◆ **Objective**:
Which lines contain the string "with"? Please list every one of them.

Recorded data
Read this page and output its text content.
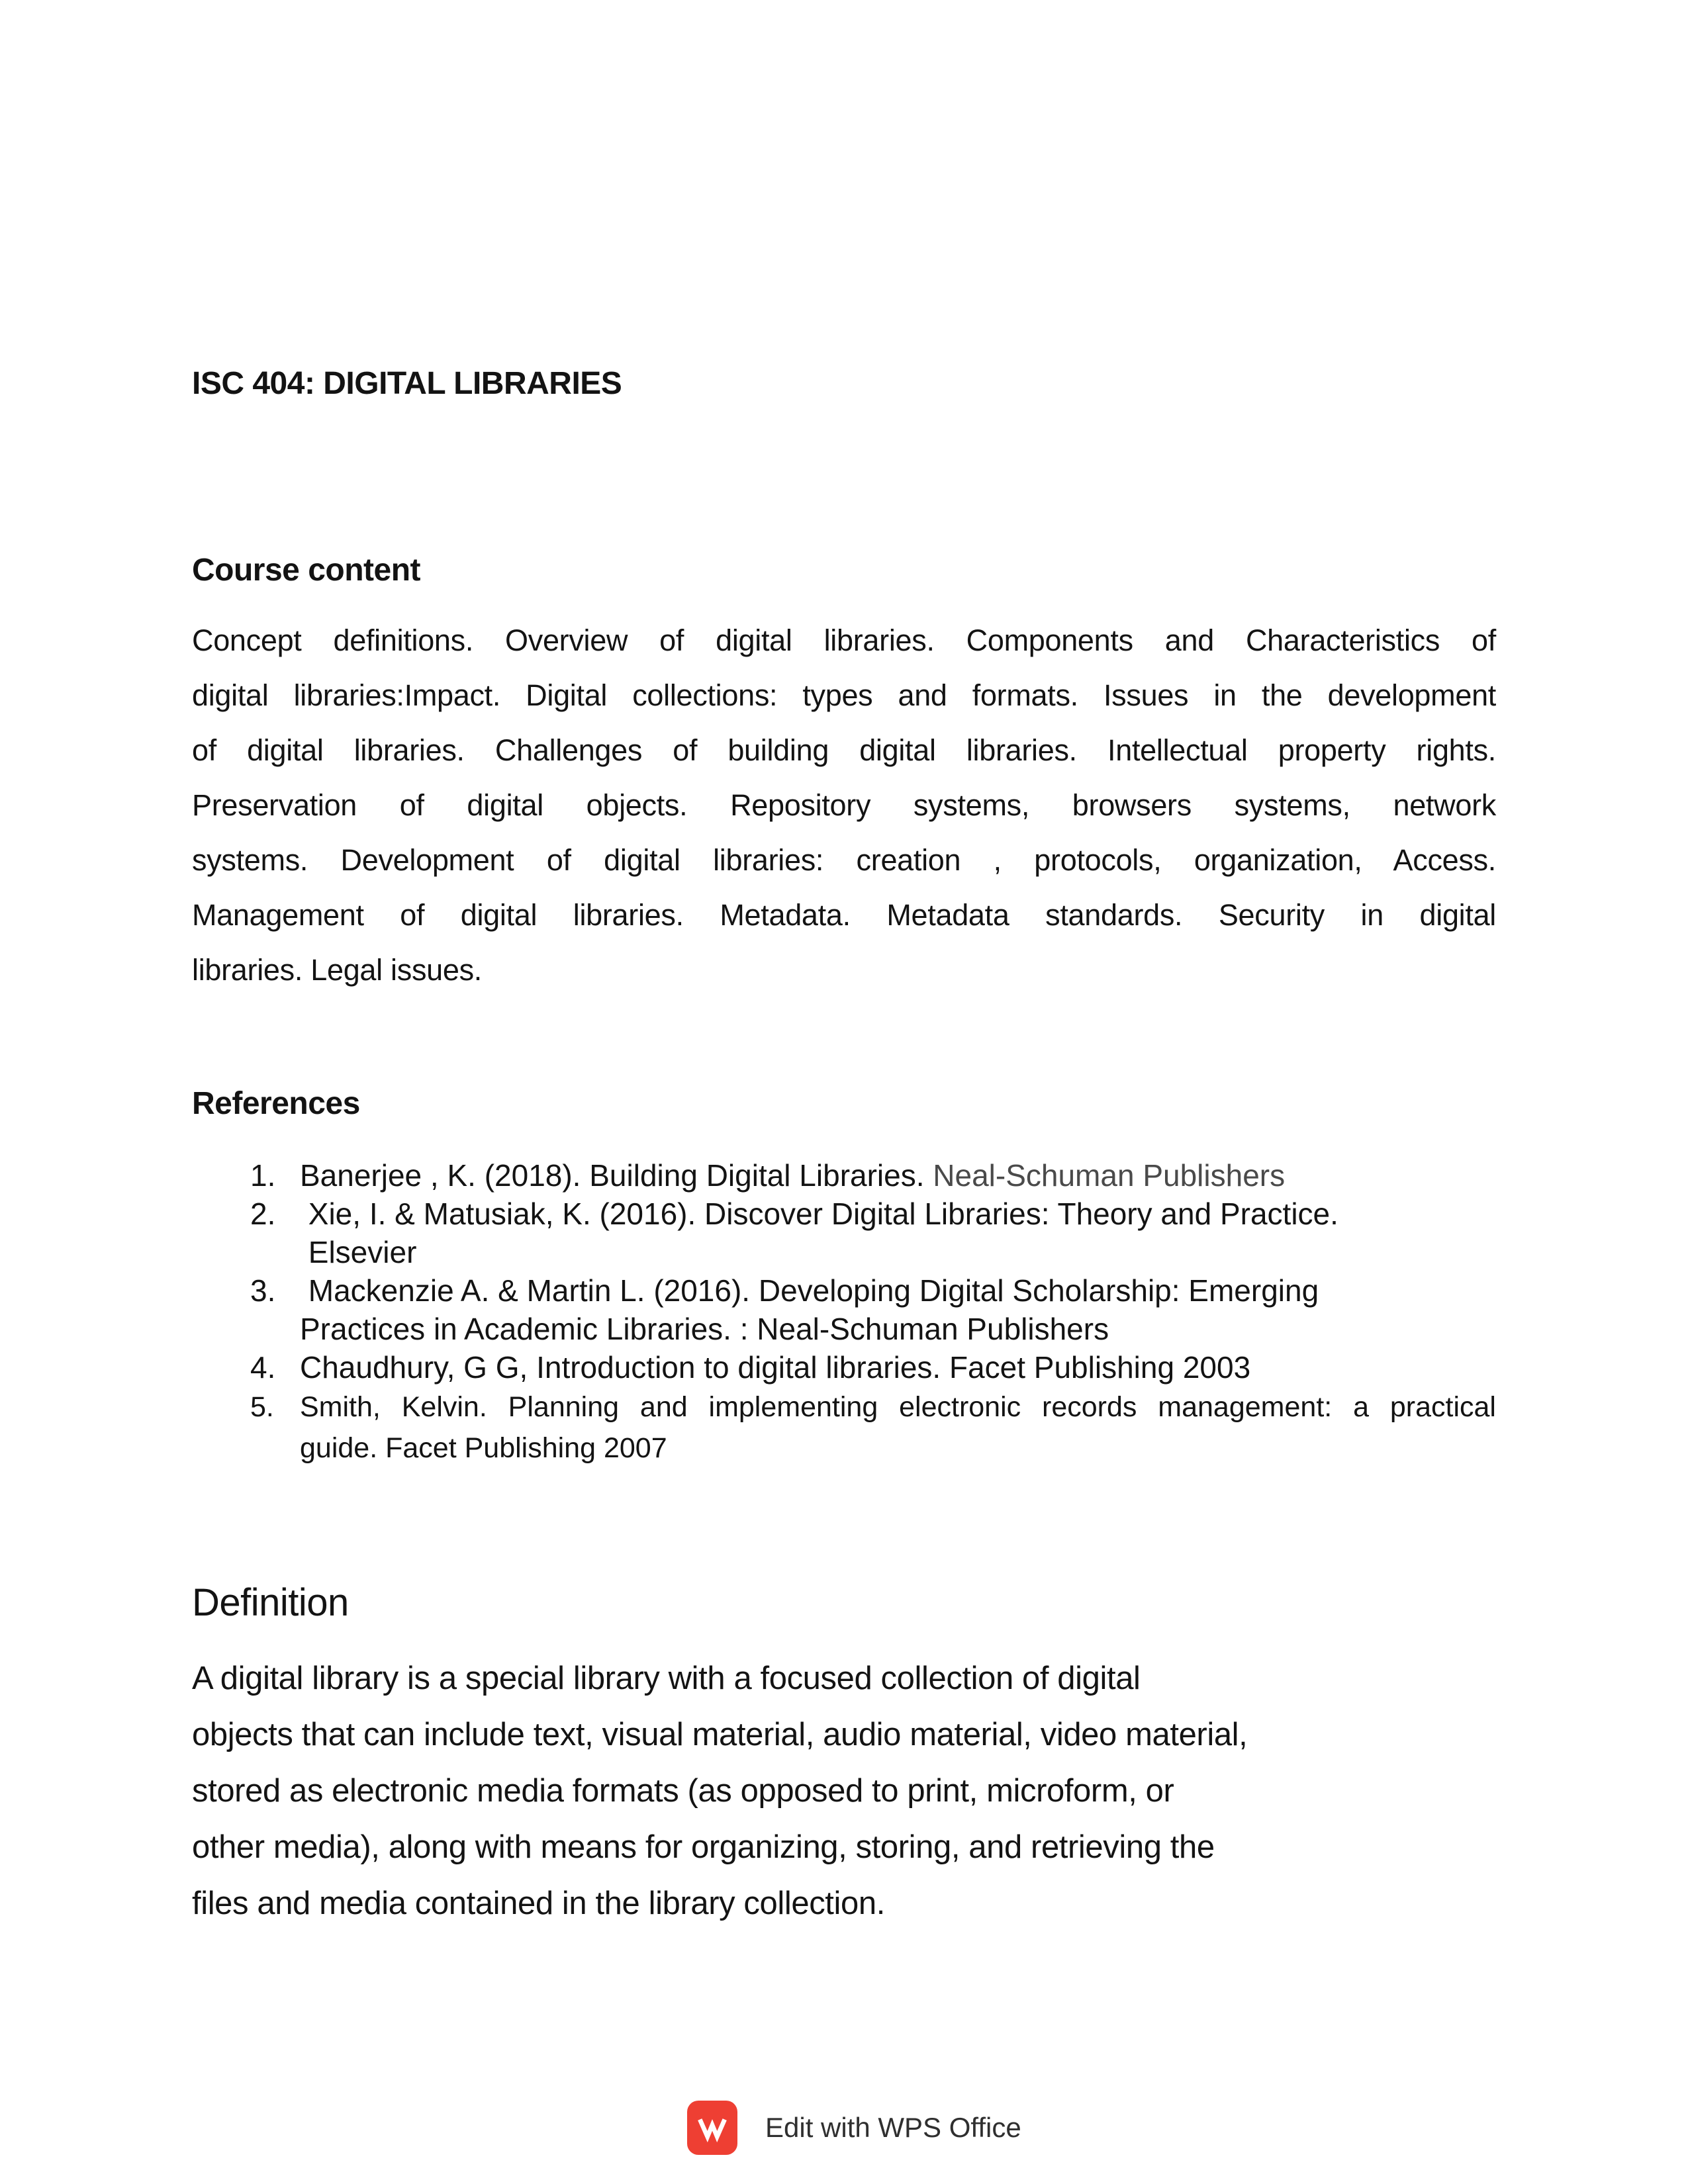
ISC 404: DIGITAL LIBRARIES
Course content
Concept definitions. Overview of digital libraries. Components and Characteristics of
digital libraries:Impact. Digital collections: types and formats. Issues in the development
of digital libraries. Challenges of building digital libraries. Intellectual property rights.
Preservation of digital objects. Repository systems, browsers systems, network
systems. Development of digital libraries: creation , protocols, organization, Access.
Management of digital libraries. Metadata. Metadata standards. Security in digital
libraries. Legal issues.
References
1. Banerjee , K. (2018). Building Digital Libraries. Neal-Schuman Publishers
2. Xie, I. & Matusiak, K. (2016). Discover Digital Libraries: Theory and Practice.
Elsevier
3. Mackenzie A. & Martin L. (2016). Developing Digital Scholarship: Emerging
Practices in Academic Libraries. : Neal-Schuman Publishers
4. Chaudhury, G G, Introduction to digital libraries. Facet Publishing 2003
5. Smith, Kelvin. Planning and implementing electronic records management: a practical
guide. Facet Publishing 2007
Definition
A digital library is a special library with a focused collection of digital
objects that can include text, visual material, audio material, video material,
stored as electronic media formats (as opposed to print, microform, or
other media), along with means for organizing, storing, and retrieving the
files and media contained in the library collection.
Edit with WPS Office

◆ **Exercise result**:
A digital library is a special library with a focused collection of digital
other media), along with means for organizing, storing, and retrieving the
Edit with WPS Office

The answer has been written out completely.